(Dados de anotação de layout)
########################################

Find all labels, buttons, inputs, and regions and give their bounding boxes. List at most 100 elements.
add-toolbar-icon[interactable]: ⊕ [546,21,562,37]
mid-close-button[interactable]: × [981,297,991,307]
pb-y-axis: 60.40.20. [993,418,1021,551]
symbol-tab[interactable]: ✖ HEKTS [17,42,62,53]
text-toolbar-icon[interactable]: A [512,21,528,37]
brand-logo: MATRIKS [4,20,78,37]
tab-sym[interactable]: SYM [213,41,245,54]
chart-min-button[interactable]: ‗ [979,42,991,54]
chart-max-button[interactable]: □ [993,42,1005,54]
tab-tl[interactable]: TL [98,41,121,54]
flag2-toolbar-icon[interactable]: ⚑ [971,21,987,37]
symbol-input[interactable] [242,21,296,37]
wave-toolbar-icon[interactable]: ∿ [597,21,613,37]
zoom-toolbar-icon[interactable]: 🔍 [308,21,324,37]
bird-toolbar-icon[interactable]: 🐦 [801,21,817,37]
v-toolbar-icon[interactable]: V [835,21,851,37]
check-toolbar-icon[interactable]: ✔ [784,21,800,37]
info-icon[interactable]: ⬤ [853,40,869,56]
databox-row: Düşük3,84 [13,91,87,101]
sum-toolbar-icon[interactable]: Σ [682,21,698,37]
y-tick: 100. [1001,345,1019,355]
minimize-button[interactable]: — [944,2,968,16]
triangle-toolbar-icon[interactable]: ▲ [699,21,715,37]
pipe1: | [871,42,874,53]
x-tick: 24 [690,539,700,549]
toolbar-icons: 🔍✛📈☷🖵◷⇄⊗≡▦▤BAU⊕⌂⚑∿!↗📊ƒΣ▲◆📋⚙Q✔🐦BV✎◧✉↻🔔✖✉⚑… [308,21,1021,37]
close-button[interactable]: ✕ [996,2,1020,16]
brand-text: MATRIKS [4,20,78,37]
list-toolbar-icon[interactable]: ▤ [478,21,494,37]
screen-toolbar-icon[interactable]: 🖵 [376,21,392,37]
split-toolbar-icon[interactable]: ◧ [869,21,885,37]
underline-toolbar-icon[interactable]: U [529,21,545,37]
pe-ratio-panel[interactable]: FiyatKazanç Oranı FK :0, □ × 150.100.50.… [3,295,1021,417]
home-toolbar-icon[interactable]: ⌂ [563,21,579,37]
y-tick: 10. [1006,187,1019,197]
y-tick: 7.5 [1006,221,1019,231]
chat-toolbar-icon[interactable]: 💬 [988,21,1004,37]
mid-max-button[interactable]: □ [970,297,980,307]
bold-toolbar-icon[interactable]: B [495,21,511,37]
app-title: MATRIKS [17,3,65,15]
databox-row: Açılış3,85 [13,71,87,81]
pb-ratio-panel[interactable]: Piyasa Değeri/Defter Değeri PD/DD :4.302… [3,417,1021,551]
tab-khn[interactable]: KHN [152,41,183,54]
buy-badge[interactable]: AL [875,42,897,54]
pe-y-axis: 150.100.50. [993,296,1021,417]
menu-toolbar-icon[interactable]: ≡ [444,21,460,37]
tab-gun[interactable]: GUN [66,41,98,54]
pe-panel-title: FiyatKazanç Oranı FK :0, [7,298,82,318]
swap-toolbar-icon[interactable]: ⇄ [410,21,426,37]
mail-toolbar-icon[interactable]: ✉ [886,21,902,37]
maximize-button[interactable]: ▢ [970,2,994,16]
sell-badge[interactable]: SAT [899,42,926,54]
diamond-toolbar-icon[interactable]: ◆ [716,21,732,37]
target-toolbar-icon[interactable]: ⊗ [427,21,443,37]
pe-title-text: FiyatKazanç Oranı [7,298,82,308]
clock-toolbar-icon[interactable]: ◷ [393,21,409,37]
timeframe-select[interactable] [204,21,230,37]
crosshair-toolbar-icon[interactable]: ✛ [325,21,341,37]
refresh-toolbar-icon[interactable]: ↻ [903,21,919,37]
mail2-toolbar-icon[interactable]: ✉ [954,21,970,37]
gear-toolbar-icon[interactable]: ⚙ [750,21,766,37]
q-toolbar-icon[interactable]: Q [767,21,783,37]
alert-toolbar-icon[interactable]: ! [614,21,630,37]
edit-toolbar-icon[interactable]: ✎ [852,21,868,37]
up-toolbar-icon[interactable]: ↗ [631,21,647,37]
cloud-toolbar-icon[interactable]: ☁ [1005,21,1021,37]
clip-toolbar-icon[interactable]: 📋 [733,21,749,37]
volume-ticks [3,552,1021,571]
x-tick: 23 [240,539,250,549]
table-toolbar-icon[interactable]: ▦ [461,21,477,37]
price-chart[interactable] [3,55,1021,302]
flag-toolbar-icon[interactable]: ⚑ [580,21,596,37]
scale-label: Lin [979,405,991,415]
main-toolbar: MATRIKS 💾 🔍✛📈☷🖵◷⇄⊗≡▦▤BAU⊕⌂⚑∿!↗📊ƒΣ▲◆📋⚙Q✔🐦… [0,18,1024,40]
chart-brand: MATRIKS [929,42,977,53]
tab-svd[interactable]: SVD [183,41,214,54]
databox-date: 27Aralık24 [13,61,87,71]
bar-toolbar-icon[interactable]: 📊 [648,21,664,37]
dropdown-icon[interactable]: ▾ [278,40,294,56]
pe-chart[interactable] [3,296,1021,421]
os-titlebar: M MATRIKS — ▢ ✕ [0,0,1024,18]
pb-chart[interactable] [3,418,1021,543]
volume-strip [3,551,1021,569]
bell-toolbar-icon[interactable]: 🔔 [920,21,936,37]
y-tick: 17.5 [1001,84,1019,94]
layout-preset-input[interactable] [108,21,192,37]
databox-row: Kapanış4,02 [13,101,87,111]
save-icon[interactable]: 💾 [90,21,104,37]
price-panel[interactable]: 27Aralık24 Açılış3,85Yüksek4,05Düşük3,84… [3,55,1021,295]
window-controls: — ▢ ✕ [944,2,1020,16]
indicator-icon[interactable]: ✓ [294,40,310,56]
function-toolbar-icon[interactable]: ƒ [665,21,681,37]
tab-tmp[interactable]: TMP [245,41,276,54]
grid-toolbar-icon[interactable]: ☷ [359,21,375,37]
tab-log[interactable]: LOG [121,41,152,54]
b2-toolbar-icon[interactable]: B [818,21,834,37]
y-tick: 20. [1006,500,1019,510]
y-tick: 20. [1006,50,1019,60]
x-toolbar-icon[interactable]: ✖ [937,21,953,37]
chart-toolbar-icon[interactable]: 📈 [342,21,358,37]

########################################

Em quais linhas dos registros acima aparece a palavra "axis"? Localize e copie cada uma delas na íntegra, diferenciando maiúsculas de minúsculas.

▶ [Resposta da tarefa]
pb-y-axis: 60.40.20. [993,418,1021,551]
pe-y-axis: 150.100.50. [993,296,1021,417]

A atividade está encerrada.